DATA FOR THIS TASK:
■ ■ ■

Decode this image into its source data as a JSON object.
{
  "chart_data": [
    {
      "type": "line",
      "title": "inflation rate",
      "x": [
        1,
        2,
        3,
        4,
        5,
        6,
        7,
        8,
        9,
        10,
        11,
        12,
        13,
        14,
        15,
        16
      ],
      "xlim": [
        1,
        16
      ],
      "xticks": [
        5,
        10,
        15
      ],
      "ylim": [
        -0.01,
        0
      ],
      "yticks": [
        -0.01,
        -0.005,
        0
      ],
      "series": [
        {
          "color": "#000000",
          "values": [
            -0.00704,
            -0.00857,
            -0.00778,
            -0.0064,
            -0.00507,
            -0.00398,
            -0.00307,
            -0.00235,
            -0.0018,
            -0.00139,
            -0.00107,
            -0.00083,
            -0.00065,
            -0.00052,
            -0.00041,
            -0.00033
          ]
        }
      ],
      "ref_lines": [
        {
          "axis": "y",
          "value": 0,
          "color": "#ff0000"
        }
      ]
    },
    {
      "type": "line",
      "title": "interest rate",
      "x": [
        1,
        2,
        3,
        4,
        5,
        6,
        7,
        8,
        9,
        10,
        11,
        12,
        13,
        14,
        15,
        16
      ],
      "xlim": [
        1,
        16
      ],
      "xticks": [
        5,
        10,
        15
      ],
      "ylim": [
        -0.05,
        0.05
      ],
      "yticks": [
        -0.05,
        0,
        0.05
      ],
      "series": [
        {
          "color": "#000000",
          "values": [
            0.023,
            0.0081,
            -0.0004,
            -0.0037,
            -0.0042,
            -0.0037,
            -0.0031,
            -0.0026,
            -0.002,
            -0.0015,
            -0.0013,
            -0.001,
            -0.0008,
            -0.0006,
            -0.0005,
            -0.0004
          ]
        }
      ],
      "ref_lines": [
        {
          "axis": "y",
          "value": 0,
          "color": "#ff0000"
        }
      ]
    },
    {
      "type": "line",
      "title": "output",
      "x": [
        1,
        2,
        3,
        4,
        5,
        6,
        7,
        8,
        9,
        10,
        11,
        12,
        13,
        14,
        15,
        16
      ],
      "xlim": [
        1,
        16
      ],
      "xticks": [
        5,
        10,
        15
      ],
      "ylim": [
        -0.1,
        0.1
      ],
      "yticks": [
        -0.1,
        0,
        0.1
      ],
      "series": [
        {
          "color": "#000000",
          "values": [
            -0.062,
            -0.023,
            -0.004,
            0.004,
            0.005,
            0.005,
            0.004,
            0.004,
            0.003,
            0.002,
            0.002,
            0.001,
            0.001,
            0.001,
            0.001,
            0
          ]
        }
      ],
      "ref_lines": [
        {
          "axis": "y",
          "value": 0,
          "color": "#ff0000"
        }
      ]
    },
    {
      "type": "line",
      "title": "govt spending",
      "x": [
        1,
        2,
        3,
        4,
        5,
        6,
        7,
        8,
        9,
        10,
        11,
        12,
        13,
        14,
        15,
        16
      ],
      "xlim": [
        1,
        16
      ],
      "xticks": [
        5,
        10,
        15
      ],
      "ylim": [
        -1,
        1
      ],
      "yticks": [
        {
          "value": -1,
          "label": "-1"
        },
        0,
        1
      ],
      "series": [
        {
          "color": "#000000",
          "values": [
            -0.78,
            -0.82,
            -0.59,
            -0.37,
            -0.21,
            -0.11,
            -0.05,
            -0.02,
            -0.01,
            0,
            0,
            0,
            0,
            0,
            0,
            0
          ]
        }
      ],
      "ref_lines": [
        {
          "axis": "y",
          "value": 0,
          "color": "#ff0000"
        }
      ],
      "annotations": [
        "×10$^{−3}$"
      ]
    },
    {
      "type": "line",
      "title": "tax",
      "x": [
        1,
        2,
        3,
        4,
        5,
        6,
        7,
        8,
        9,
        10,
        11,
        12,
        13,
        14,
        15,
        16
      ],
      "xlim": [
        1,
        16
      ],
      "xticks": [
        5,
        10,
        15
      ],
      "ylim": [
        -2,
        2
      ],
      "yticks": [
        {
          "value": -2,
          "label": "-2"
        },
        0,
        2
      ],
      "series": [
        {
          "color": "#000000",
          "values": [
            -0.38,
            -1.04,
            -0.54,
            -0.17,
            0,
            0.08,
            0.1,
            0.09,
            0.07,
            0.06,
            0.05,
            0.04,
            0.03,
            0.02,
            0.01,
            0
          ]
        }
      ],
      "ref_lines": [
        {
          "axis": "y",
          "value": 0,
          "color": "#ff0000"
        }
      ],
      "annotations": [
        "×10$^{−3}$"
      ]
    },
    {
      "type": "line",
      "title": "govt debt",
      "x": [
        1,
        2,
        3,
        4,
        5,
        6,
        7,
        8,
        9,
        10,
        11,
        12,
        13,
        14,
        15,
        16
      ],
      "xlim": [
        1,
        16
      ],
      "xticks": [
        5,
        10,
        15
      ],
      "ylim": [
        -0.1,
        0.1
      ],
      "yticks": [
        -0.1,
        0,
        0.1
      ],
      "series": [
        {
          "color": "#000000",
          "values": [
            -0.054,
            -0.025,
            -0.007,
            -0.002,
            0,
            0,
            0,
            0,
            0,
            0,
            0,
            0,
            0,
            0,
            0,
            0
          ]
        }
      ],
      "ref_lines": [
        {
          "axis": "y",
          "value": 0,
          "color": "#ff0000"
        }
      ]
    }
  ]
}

■ ■ ■

Quote the data in full, keeping each word unchanged.

Decode this image into its source data as a JSON object.
{
  "chart_data": [
    {
      "type": "line",
      "title": "inflation rate",
      "x": [
        1,
        2,
        3,
        4,
        5,
        6,
        7,
        8,
        9,
        10,
        11,
        12,
        13,
        14,
        15,
        16
      ],
      "xlim": [
        1,
        16
      ],
      "xticks": [
        5,
        10,
        15
      ],
      "ylim": [
        -0.01,
        0
      ],
      "yticks": [
        -0.01,
        -0.005,
        0
      ],
      "series": [
        {
          "color": "#000000",
          "values": [
            -0.00704,
            -0.00857,
            -0.00778,
            -0.0064,
            -0.00507,
            -0.00398,
            -0.00307,
            -0.00235,
            -0.0018,
            -0.00139,
            -0.00107,
            -0.00083,
            -0.00065,
            -0.00052,
            -0.00041,
            -0.00033
          ]
        }
      ],
      "ref_lines": [
        {
          "axis": "y",
          "value": 0,
          "color": "#ff0000"
        }
      ]
    },
    {
      "type": "line",
      "title": "interest rate",
      "x": [
        1,
        2,
        3,
        4,
        5,
        6,
        7,
        8,
        9,
        10,
        11,
        12,
        13,
        14,
        15,
        16
      ],
      "xlim": [
        1,
        16
      ],
      "xticks": [
        5,
        10,
        15
      ],
      "ylim": [
        -0.05,
        0.05
      ],
      "yticks": [
        -0.05,
        0,
        0.05
      ],
      "series": [
        {
          "color": "#000000",
          "values": [
            0.023,
            0.0081,
            -0.0004,
            -0.0037,
            -0.0042,
            -0.0037,
            -0.0031,
            -0.0026,
            -0.002,
            -0.0015,
            -0.0013,
            -0.001,
            -0.0008,
            -0.0006,
            -0.0005,
            -0.0004
          ]
        }
      ],
      "ref_lines": [
        {
          "axis": "y",
          "value": 0,
          "color": "#ff0000"
        }
      ]
    },
    {
      "type": "line",
      "title": "output",
      "x": [
        1,
        2,
        3,
        4,
        5,
        6,
        7,
        8,
        9,
        10,
        11,
        12,
        13,
        14,
        15,
        16
      ],
      "xlim": [
        1,
        16
      ],
      "xticks": [
        5,
        10,
        15
      ],
      "ylim": [
        -0.1,
        0.1
      ],
      "yticks": [
        -0.1,
        0,
        0.1
      ],
      "series": [
        {
          "color": "#000000",
          "values": [
            -0.062,
            -0.023,
            -0.004,
            0.004,
            0.005,
            0.005,
            0.004,
            0.004,
            0.003,
            0.002,
            0.002,
            0.001,
            0.001,
            0.001,
            0.001,
            0
          ]
        }
      ],
      "ref_lines": [
        {
          "axis": "y",
          "value": 0,
          "color": "#ff0000"
        }
      ]
    },
    {
      "type": "line",
      "title": "govt spending",
      "x": [
        1,
        2,
        3,
        4,
        5,
        6,
        7,
        8,
        9,
        10,
        11,
        12,
        13,
        14,
        15,
        16
      ],
      "xlim": [
        1,
        16
      ],
      "xticks": [
        5,
        10,
        15
      ],
      "ylim": [
        -1,
        1
      ],
      "yticks": [
        {
          "value": -1,
          "label": "-1"
        },
        0,
        1
      ],
      "series": [
        {
          "color": "#000000",
          "values": [
            -0.78,
            -0.82,
            -0.59,
            -0.37,
            -0.21,
            -0.11,
            -0.05,
            -0.02,
            -0.01,
            0,
            0,
            0,
            0,
            0,
            0,
            0
          ]
        }
      ],
      "ref_lines": [
        {
          "axis": "y",
          "value": 0,
          "color": "#ff0000"
        }
      ],
      "annotations": [
        "×10$^{−3}$"
      ]
    },
    {
      "type": "line",
      "title": "tax",
      "x": [
        1,
        2,
        3,
        4,
        5,
        6,
        7,
        8,
        9,
        10,
        11,
        12,
        13,
        14,
        15,
        16
      ],
      "xlim": [
        1,
        16
      ],
      "xticks": [
        5,
        10,
        15
      ],
      "ylim": [
        -2,
        2
      ],
      "yticks": [
        {
          "value": -2,
          "label": "-2"
        },
        0,
        2
      ],
      "series": [
        {
          "color": "#000000",
          "values": [
            -0.38,
            -1.04,
            -0.54,
            -0.17,
            0,
            0.08,
            0.1,
            0.09,
            0.07,
            0.06,
            0.05,
            0.04,
            0.03,
            0.02,
            0.01,
            0
          ]
        }
      ],
      "ref_lines": [
        {
          "axis": "y",
          "value": 0,
          "color": "#ff0000"
        }
      ],
      "annotations": [
        "×10$^{−3}$"
      ]
    },
    {
      "type": "line",
      "title": "govt debt",
      "x": [
        1,
        2,
        3,
        4,
        5,
        6,
        7,
        8,
        9,
        10,
        11,
        12,
        13,
        14,
        15,
        16
      ],
      "xlim": [
        1,
        16
      ],
      "xticks": [
        5,
        10,
        15
      ],
      "ylim": [
        -0.1,
        0.1
      ],
      "yticks": [
        -0.1,
        0,
        0.1
      ],
      "series": [
        {
          "color": "#000000",
          "values": [
            -0.054,
            -0.025,
            -0.007,
            -0.002,
            0,
            0,
            0,
            0,
            0,
            0,
            0,
            0,
            0,
            0,
            0,
            0
          ]
        }
      ],
      "ref_lines": [
        {
          "axis": "y",
          "value": 0,
          "color": "#ff0000"
        }
      ]
    }
  ]
}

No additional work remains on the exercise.